### REQUIREMENT
Each line in the entries below that holds the string "dust" is to be listed.
>> Begin GIVEN RECORDS
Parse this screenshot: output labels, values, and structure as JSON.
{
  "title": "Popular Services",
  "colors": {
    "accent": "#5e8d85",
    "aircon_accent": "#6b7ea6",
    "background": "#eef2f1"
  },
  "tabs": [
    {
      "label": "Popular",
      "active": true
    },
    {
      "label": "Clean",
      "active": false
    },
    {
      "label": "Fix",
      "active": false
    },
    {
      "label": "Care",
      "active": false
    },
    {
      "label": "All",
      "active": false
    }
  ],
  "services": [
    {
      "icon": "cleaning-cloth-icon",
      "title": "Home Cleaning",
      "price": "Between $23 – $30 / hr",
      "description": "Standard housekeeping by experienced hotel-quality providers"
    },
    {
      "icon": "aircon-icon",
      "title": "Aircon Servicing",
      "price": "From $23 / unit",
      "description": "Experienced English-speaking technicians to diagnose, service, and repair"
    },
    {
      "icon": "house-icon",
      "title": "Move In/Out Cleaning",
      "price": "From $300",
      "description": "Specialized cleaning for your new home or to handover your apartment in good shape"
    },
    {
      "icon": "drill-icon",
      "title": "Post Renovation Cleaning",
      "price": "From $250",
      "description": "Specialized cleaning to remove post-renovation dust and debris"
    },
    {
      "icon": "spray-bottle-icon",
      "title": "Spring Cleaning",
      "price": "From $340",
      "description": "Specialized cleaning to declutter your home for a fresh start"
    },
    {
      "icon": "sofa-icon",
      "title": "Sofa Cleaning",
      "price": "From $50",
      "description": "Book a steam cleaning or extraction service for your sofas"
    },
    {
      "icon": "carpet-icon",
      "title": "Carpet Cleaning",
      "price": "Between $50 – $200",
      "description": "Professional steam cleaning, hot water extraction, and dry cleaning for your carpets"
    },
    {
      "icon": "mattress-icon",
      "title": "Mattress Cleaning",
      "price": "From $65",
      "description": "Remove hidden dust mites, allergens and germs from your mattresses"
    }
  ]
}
>> End GIVEN RECORDS
### SOLUTION TO THE EXERCISE
      "description": "Specialized cleaning to remove post-renovation dust and debris"
      "description": "Remove hidden dust mites, allergens and germs from your mattresses"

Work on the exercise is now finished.